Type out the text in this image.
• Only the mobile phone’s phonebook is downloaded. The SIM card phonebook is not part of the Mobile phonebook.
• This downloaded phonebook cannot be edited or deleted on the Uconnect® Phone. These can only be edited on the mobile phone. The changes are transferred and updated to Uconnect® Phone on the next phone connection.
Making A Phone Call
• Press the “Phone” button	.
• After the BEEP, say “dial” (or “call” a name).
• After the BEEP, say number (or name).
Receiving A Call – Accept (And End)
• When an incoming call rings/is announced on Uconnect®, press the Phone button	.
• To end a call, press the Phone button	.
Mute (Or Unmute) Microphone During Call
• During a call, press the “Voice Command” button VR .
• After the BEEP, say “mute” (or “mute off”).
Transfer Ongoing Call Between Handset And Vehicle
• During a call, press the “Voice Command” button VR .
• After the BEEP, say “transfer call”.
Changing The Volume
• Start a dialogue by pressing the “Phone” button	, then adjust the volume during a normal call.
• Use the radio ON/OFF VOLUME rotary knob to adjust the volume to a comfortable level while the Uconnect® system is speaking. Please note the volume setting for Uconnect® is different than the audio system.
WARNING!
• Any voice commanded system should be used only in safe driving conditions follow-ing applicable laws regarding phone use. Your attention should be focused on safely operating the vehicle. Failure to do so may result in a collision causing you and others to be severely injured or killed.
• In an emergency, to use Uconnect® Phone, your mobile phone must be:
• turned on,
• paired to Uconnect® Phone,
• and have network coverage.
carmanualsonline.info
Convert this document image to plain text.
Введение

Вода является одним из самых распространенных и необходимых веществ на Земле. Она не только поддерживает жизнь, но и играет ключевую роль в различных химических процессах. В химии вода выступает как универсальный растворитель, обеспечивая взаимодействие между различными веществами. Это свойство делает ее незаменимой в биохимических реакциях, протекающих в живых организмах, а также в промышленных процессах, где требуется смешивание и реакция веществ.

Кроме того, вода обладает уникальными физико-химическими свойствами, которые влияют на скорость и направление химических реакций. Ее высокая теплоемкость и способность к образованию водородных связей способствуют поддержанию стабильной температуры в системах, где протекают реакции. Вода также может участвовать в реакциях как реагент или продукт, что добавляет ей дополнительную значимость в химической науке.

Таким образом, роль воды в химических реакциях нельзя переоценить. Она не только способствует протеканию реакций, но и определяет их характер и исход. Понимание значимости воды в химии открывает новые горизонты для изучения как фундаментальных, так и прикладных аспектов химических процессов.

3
▬▬▬▬▬▬
What you will do
Output all of the data again, exactly.

Response
Type out the text in this image.
• Only the mobile phone’s phonebook is downloaded. The SIM card phonebook is not part of the Mobile phonebook.
• This downloaded phonebook cannot be edited or deleted on the Uconnect® Phone. These can only be edited on the mobile phone. The changes are transferred and updated to Uconnect® Phone on the next phone connection.
Making A Phone Call
• Press the “Phone” button	.
• After the BEEP, say “dial” (or “call” a name).
• After the BEEP, say number (or name).
Receiving A Call – Accept (And End)
• When an incoming call rings/is announced on Uconnect®, press the Phone button	.
• To end a call, press the Phone button	.
Mute (Or Unmute) Microphone During Call
• During a call, press the “Voice Command” button VR .
• After the BEEP, say “mute” (or “mute off”).
Transfer Ongoing Call Between Handset And Vehicle
• During a call, press the “Voice Command” button VR .
• After the BEEP, say “transfer call”.
Changing The Volume
• Start a dialogue by pressing the “Phone” button	, then adjust the volume during a normal call.
• Use the radio ON/OFF VOLUME rotary knob to adjust the volume to a comfortable level while the Uconnect® system is speaking. Please note the volume setting for Uconnect® is different than the audio system.
WARNING!
• Any voice commanded system should be used only in safe driving conditions follow-ing applicable laws regarding phone use. Your attention should be focused on safely operating the vehicle. Failure to do so may result in a collision causing you and others to be severely injured or killed.
• In an emergency, to use Uconnect® Phone, your mobile phone must be:
• turned on,
• paired to Uconnect® Phone,
• and have network coverage.
carmanualsonline.info
Convert this document image to plain text.
Введение

Вода является одним из самых распространенных и необходимых веществ на Земле. Она не только поддерживает жизнь, но и играет ключевую роль в различных химических процессах. В химии вода выступает как универсальный растворитель, обеспечивая взаимодействие между различными веществами. Это свойство делает ее незаменимой в биохимических реакциях, протекающих в живых организмах, а также в промышленных процессах, где требуется смешивание и реакция веществ.

Кроме того, вода обладает уникальными физико-химическими свойствами, которые влияют на скорость и направление химических реакций. Ее высокая теплоемкость и способность к образованию водородных связей способствуют поддержанию стабильной температуры в системах, где протекают реакции. Вода также может участвовать в реакциях как реагент или продукт, что добавляет ей дополнительную значимость в химической науке.

Таким образом, роль воды в химических реакциях нельзя переоценить. Она не только способствует протеканию реакций, но и определяет их характер и исход. Понимание значимости воды в химии открывает новые горизонты для изучения как фундаментальных, так и прикладных аспектов химических процессов.

3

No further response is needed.